-- start of RECORD EXTRACTS --
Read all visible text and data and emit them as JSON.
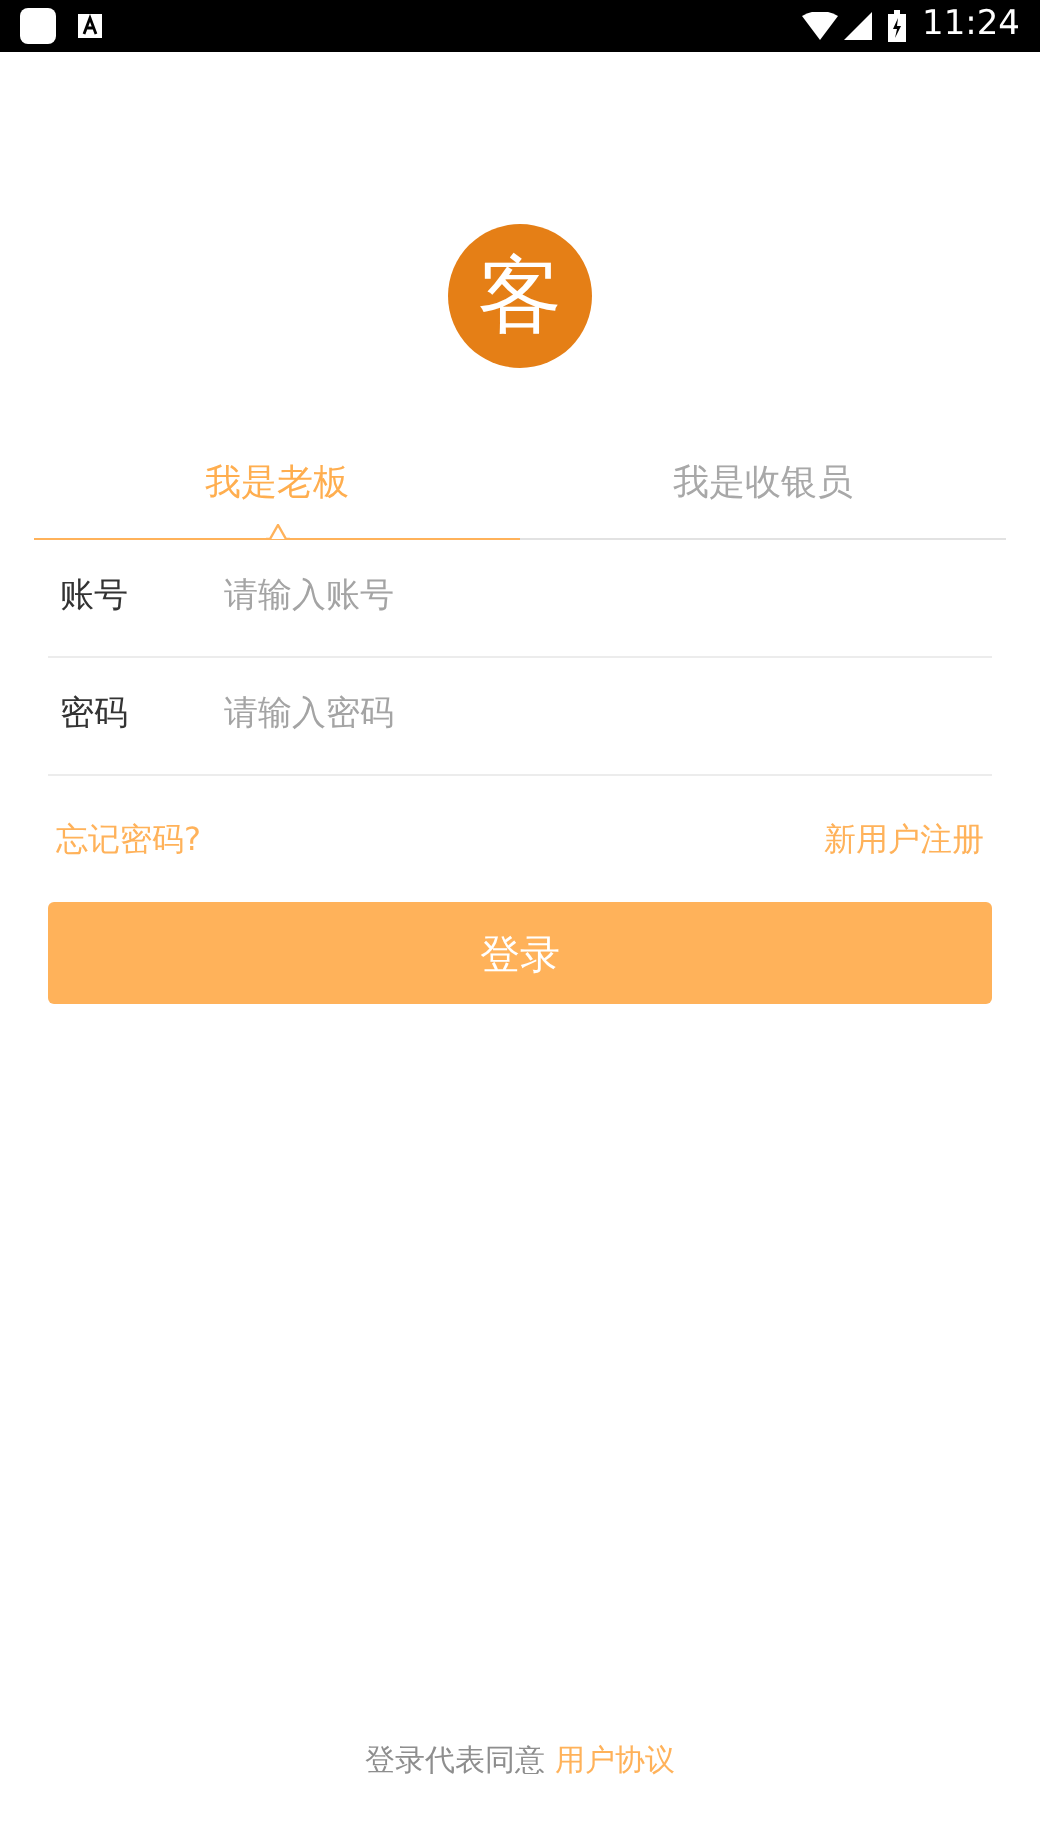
{
  "status_bar": {
    "time": "11:24"
  },
  "logo": {
    "text": "客"
  },
  "tabs": [
    {
      "label": "我是老板",
      "selected": true
    },
    {
      "label": "我是收银员",
      "selected": false
    }
  ],
  "fields": [
    {
      "label": "账号",
      "placeholder": "请输入账号"
    },
    {
      "label": "密码",
      "placeholder": "请输入密码"
    }
  ],
  "links": {
    "forgot": "忘记密码?",
    "register": "新用户注册"
  },
  "login_button": "登录",
  "footer": {
    "text": "登录代表同意",
    "link": "用户协议"
  }
}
-- end of RECORD EXTRACTS --
▶ _YOUR INSTRUCTIONS_:
Extract, from the material above, each line holding the word "text".

▶ _ANSWER TO THE EXERCISE_:
Read all visible text and data and emit them as JSON.
    "text": "客"
    "text": "登录代表同意",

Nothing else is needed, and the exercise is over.